:: STORED ROWS ::
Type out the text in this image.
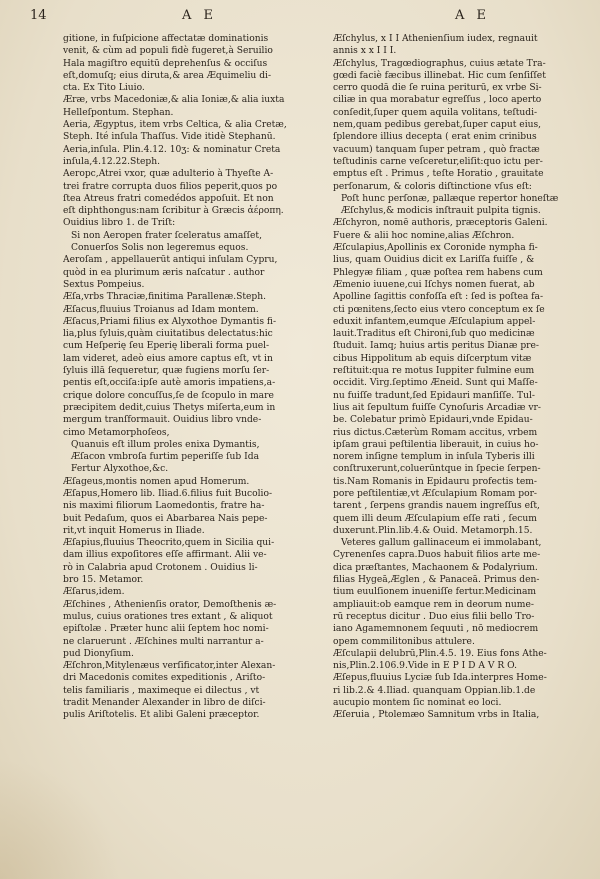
14	A E	A E
gitione, in fuſpicione affectatæ dominationis
venit, & cùm ad populi fidè fugeret,à Seruilio
Hala magiſtro equitū deprehenſus & occiſus
eſt,domuſq; eius diruta,& area Æquimeliu di-
cta. Ex Tito Liuio.
Æræ, vrbs Macedoniæ,& alia Ioniæ,& alia iuxta
Helleſpontum. Stephan.
Aeria, Ægyptus, item vrbs Celtica, & alia Cretæ,
Steph. Ité inſula Thaſſus. Vide itidè Stephanū.
Aeria,inſula. Plin.4.12. 10ʒ: & nominatur Creta
inſula,4.12.22.Steph.
Aeropc,Atrei vxor, quæ adulterio à Thyeſte A-
trei fratre corrupta duos filios peperit,quos po
ſtea Atreus fratri comedédos appoſuit. Et non
eſt diphthongus:nam ſcribitur à Græcis ἀέρoπη.
Ouidius libro 1. de Triſt:
Si non Aeropen frater ſceleratus amaſſet,
Conuerſos Solis non legeremus equos.
Aeroſam , appellauerūt antiqui inſulam Cypru,
quòd in ea plurimum æris naſcatur . author
Sextus Pompeius.
Æſa,vrbs Thraciæ,finitima Parallenæ.Steph.
Æſacus,fluuius Troianus ad Idam montem.
Æſacus,Priami filius ex Alyxothoe Dymantis fi-
lia,plus ſyluis,quàm ciuitatibus delectatus:hic
cum Heſperię ſeu Eperię liberali forma puel-
lam videret, adeò eius amore captus eſt, vt in
ſyluis illā ſequeretur, quæ fugiens morſu ſer-
pentis eſt,occiſa:ipſe autè amoris impatiens,a-
crique dolore concuſſus,ſe de ſcopulo in mare
præcipitem dedit,cuius Thetys miſerta,eum in
mergum tranſformauit. Ouidius libro vnde-
cimo Metamorphoſeos,
Quanuis eſt illum proles enixa Dymantis,
Æſacon vmbroſa furtim peperiſſe ſub Ida
Fertur Alyxothoe,&c.
Æſageus,montis nomen apud Homerum.
Æſapus,Homero lib. Iliad.6.filius fuit Bucolio-
nis maximi filiorum Laomedontis, fratre ha-
buit Pedaſum, quos ei Abarbarea Nais pepe-
rit,vt inquit Homerus in Iliade.
Æſapius,fluuius Theocrito,quem in Sicilia qui-
dam illius expoſitores eſſe affirmant. Alii ve-
rò in Calabria apud Crotonem . Ouidius li-
bro 15. Metamor.
Æſarus,idem.
Æſchines , Athenienſis orator, Demoſthenis æ-
mulus, cuius orationes tres extant , & aliquot
epiſtolæ . Præter hunc alii ſeptem hoc nomi-
ne claruerunt . Æſchines multi narrantur a-
pud Dionyſium.
Æſchron,Mitylenæus verſificator,inter Alexan-
dri Macedonis comites expeditionis , Ariſto-
telis familiaris , maximeque ei dilectus , vt
tradit Menander Alexander in libro de diſci-
pulis Ariſtotelis. Et alibi Galeni præceptor.
Æſchylus, x I I Athenienſium iudex, regnauit
annis x x I I I.
Æſchylus, Tragœdiographus, cuius ætate Tra-
gœdi faciè fæcibus illinebat. Hic cum ſenſiſſet
cerro quodā die ſe ruina periturū, ex vrbe Si-
ciliæ in qua morabatur egreſſus , loco aperto
conſedit,ſuper quem aquila volitans, teſtudi-
nem,quam pedibus gerebat,ſuper caput eius,
ſplendore illius decepta ( erat enim crinibus
vacuum) tanquam ſuper petram , quò fractæ
teſtudinis carne veſceretur,eliſit:quo ictu per-
emptus eſt . Primus , teſte Horatio , grauitate
perſonarum, & coloris diſtinctione vſus eſt:
Poſt hunc perſonæ, pallæque repertor honeſtæ
Æſchylus,& modicis inſtrauit pulpita tignis.
Æſchyron, nomē authoris, præceptoris Galeni.
Fuere & alii hoc nomine,alias Æſchron.
Æſculapius,Apollinis ex Coronide nympha fi-
lius, quam Ouidius dicit ex Lariſſa fuiſſe , &
Phlegyæ filiam , quæ poſtea rem habens cum
Æmenio iuuene,cui Iſchys nomen fuerat, ab
Apolline ſagittis confoſſa eſt : ſed is poſtea fa-
cti pœnitens,ſecto eius vtero conceptum ex ſe
eduxit infantem,eumque Æſculapium appel-
lauit.Traditus eſt Chironi,ſub quo medicinæ
ſtuduit. Iamq; huius artis peritus Dianæ pre-
cibus Hippolitum ab equis diſcerptum vitæ
reſtituit:qua re motus Iuppiter fulmine eum
occidit. Virg.ſeptimo Æneid. Sunt qui Maſſe-
nu fuiſſe tradunt,ſed Epidauri manſiſſe. Tul-
lius ait ſepultum fuiſſe Cynoſuris Arcadiæ vr-
be. Colebatur primò Epidauri,vnde Epidau-
rius dictus.Cæterùm Romam accitus, vrbem
ipſam graui peſtilentia liberauit, in cuius ho-
norem inſigne templum in inſula Tyberis illi
conſtruxerunt,coluerūntque in ſpecie ſerpen-
tis.Nam Romanis in Epidauru profectis tem-
pore peſtilentiæ,vt Æſculapium Romam por-
tarent , ſerpens grandis nauem ingreſſus eſt,
quem illi deum Æſculapium eſſe rati , ſecum
duxerunt.Plin.lib.4.& Ouid. Metamorph.15.
Veteres gallum gallinaceum ei immolabant,
Cyrenenſes capra.Duos habuit filios arte me-
dica præſtantes, Machaonem & Podalyrium.
filias Hygeā,Æglen , & Panaceā. Primus den-
tium euulſionem inueniſſe fertur.Medicinam
ampliauit:ob eamque rem in deorum nume-
rū receptus dicitur . Duo eius filii bello Tro-
iano Agamemnonem ſequuti , nō mediocrem
opem commilitonibus attulere.
Æſculapii delubrū,Plin.4.5. 19. Eius fons Athe-
nis,Plin.2.106.9.Vide in E P I D A V R O.
Æſepus,fluuius Lyciæ ſub Ida.interpres Home-
ri lib.2.& 4.Iliad. quanquam Oppian.lib.1.de
aucupio montem ſic nominat eo loci.
Æſeruia , Ptolemæo Samnitum vrbs in Italia,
:::
Consider the entries above and return each line with the string "fluuius".

Æſacus,fluuius Troianus ad Idam montem.
Æſapius,fluuius Theocrito,quem in Sicilia qui-
Æſepus,fluuius Lyciæ ſub Ida.interpres Home-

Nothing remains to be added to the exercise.